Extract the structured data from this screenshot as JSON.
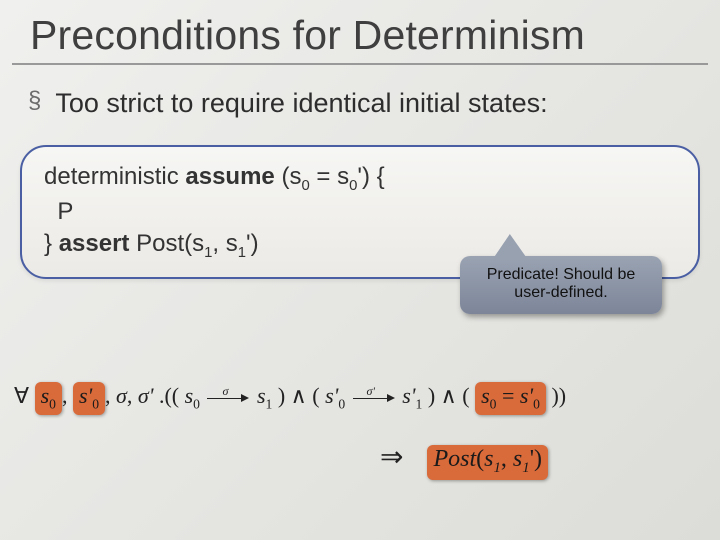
{
  "title": "Preconditions for Determinism",
  "bullet": {
    "marker": "§",
    "text": "Too strict to require identical initial states:"
  },
  "code": {
    "kw_det": "deterministic",
    "kw_assume": "assume",
    "paren_open": "(s",
    "sub0a": "0",
    "eq": " = s",
    "sub0b": "0",
    "prime_close": "') {",
    "line2": "  P",
    "brace_close": "}",
    "kw_assert": "assert",
    "post_lbl": " Post(s",
    "sub1a": "1",
    "comma": ", s",
    "sub1b": "1",
    "prime_end": "')"
  },
  "callout": {
    "line1": "Predicate! Should be",
    "line2": "user-defined."
  },
  "formula": {
    "forall": "∀",
    "s0": "s",
    "s0p": "s'",
    "sigma": "σ",
    "sigmap": "σ'",
    "dot": ".((",
    "arrow_lbl1": "σ",
    "mid1": ") ∧ (",
    "arrow_lbl2": "σ'",
    "mid2": ") ∧ (",
    "eqpart_l": "s",
    "eqpart_eq": " = ",
    "eqpart_r": "s'",
    "close": "))",
    "implies": "⇒",
    "post": "Post",
    "post_args_open": "(",
    "post_s1": "s",
    "post_comma": ", ",
    "post_s1p": "s",
    "post_args_close": "')",
    "sub0": "0",
    "sub1": "1"
  }
}
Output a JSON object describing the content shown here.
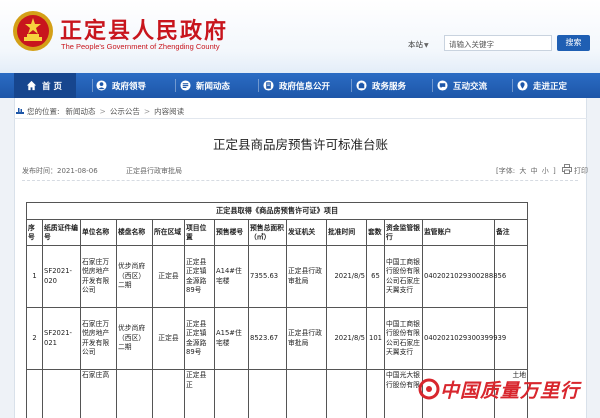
{
  "header": {
    "site_title": "正定县人民政府",
    "site_subtitle": "The People's Government of Zhengding County",
    "search_scope": "本站",
    "search_placeholder": "请输入关键字",
    "search_button": "搜索"
  },
  "nav": {
    "items": [
      {
        "label": "首 页",
        "icon": "home-icon",
        "active": true
      },
      {
        "label": "政府领导",
        "icon": "user-icon"
      },
      {
        "label": "新闻动态",
        "icon": "news-icon"
      },
      {
        "label": "政府信息公开",
        "icon": "document-icon"
      },
      {
        "label": "政务服务",
        "icon": "service-icon"
      },
      {
        "label": "互动交流",
        "icon": "chat-icon"
      },
      {
        "label": "走进正定",
        "icon": "location-icon"
      }
    ]
  },
  "breadcrumb": {
    "prefix": "您的位置:",
    "items": [
      "新闻动态",
      "公示公告",
      "内容阅读"
    ],
    "separator": ">"
  },
  "article": {
    "title": "正定县商品房预售许可标准台账",
    "publish_time": "发布时间：2021-08-06",
    "source": "正定县行政审批局",
    "font_size_label": "[字体:",
    "font_large": "大",
    "font_medium": "中",
    "font_small": "小",
    "font_close": "]",
    "print_label": "打印"
  },
  "table": {
    "caption": "正定县取得《商品房预售许可证》项目",
    "headers": [
      "序号",
      "纸质证件编号",
      "单位名称",
      "楼盘名称",
      "所在区域",
      "项目位置",
      "预售楼号",
      "预售总面积（㎡）",
      "发证机关",
      "批准时间",
      "套数",
      "资金监管银行",
      "监管账户",
      "备注"
    ],
    "rows": [
      [
        "1",
        "SF2021-020",
        "石家庄万悦房地产开发有限公司",
        "优步尚府（西区）二期",
        "正定县",
        "正定县正定镇金源路89号",
        "A14#住宅楼",
        "7355.63",
        "正定县行政审批局",
        "2021/8/5",
        "65",
        "中国工商银行股份有限公司石家庄天翼支行",
        "0402021029300288856",
        ""
      ],
      [
        "2",
        "SF2021-021",
        "石家庄万悦房地产开发有限公司",
        "优步尚府（西区）二期",
        "正定县",
        "正定县正定镇金源路89号",
        "A15#住宅楼",
        "8523.67",
        "正定县行政审批局",
        "2021/8/5",
        "101",
        "中国工商银行股份有限公司石家庄天翼支行",
        "0402021029300399939",
        ""
      ],
      [
        "",
        "",
        "石家庄高",
        "",
        "",
        "正定县正",
        "",
        "",
        "",
        "",
        "",
        "中国光大银行股份有限",
        "",
        "土地"
      ]
    ]
  },
  "watermark": {
    "text": "中国质量万里行"
  },
  "colors": {
    "brand_red": "#c8151d",
    "nav_blue": "#1d56a8",
    "search_blue": "#1f5fb3"
  }
}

## PROBLEM STATEMENT
Print every entry above again without changing a word, and omit the pictures.

## ANSWER TO THIS PROBLEM
Extract the structured data from this screenshot as JSON.
{
  "title": "Preconditions for Determinism",
  "bullet": {
    "marker": "§",
    "text": "Too strict to require identical initial states:"
  },
  "code": {
    "kw_det": "deterministic",
    "kw_assume": "assume",
    "paren_open": "(s",
    "sub0a": "0",
    "eq": " = s",
    "sub0b": "0",
    "prime_close": "') {",
    "line2": "  P",
    "brace_close": "}",
    "kw_assert": "assert",
    "post_lbl": " Post(s",
    "sub1a": "1",
    "comma": ", s",
    "sub1b": "1",
    "prime_end": "')"
  },
  "callout": {
    "line1": "Predicate! Should be",
    "line2": "user-defined."
  },
  "formula": {
    "forall": "∀",
    "s0": "s",
    "s0p": "s'",
    "sigma": "σ",
    "sigmap": "σ'",
    "dot": ".((",
    "arrow_lbl1": "σ",
    "mid1": ") ∧ (",
    "arrow_lbl2": "σ'",
    "mid2": ") ∧ (",
    "eqpart_l": "s",
    "eqpart_eq": " = ",
    "eqpart_r": "s'",
    "close": "))",
    "implies": "⇒",
    "post": "Post",
    "post_args_open": "(",
    "post_s1": "s",
    "post_comma": ", ",
    "post_s1p": "s",
    "post_args_close": "')",
    "sub0": "0",
    "sub1": "1"
  }
}
Output a JSON object describing the content shown here.
{
  "header": {
    "site_title": "正定县人民政府",
    "site_subtitle": "The People's Government of Zhengding County",
    "search_scope": "本站",
    "search_placeholder": "请输入关键字",
    "search_button": "搜索"
  },
  "nav": {
    "items": [
      {
        "label": "首 页",
        "icon": "home-icon",
        "active": true
      },
      {
        "label": "政府领导",
        "icon": "user-icon"
      },
      {
        "label": "新闻动态",
        "icon": "news-icon"
      },
      {
        "label": "政府信息公开",
        "icon": "document-icon"
      },
      {
        "label": "政务服务",
        "icon": "service-icon"
      },
      {
        "label": "互动交流",
        "icon": "chat-icon"
      },
      {
        "label": "走进正定",
        "icon": "location-icon"
      }
    ]
  },
  "breadcrumb": {
    "prefix": "您的位置:",
    "items": [
      "新闻动态",
      "公示公告",
      "内容阅读"
    ],
    "separator": ">"
  },
  "article": {
    "title": "正定县商品房预售许可标准台账",
    "publish_time": "发布时间：2021-08-06",
    "source": "正定县行政审批局",
    "font_size_label": "[字体:",
    "font_large": "大",
    "font_medium": "中",
    "font_small": "小",
    "font_close": "]",
    "print_label": "打印"
  },
  "table": {
    "caption": "正定县取得《商品房预售许可证》项目",
    "headers": [
      "序号",
      "纸质证件编号",
      "单位名称",
      "楼盘名称",
      "所在区域",
      "项目位置",
      "预售楼号",
      "预售总面积（㎡）",
      "发证机关",
      "批准时间",
      "套数",
      "资金监管银行",
      "监管账户",
      "备注"
    ],
    "rows": [
      [
        "1",
        "SF2021-020",
        "石家庄万悦房地产开发有限公司",
        "优步尚府（西区）二期",
        "正定县",
        "正定县正定镇金源路89号",
        "A14#住宅楼",
        "7355.63",
        "正定县行政审批局",
        "2021/8/5",
        "65",
        "中国工商银行股份有限公司石家庄天翼支行",
        "0402021029300288856",
        ""
      ],
      [
        "2",
        "SF2021-021",
        "石家庄万悦房地产开发有限公司",
        "优步尚府（西区）二期",
        "正定县",
        "正定县正定镇金源路89号",
        "A15#住宅楼",
        "8523.67",
        "正定县行政审批局",
        "2021/8/5",
        "101",
        "中国工商银行股份有限公司石家庄天翼支行",
        "0402021029300399939",
        ""
      ],
      [
        "",
        "",
        "石家庄高",
        "",
        "",
        "正定县正",
        "",
        "",
        "",
        "",
        "",
        "中国光大银行股份有限",
        "",
        "土地"
      ]
    ]
  },
  "watermark": {
    "text": "中国质量万里行"
  },
  "colors": {
    "brand_red": "#c8151d",
    "nav_blue": "#1d56a8",
    "search_blue": "#1f5fb3"
  }
}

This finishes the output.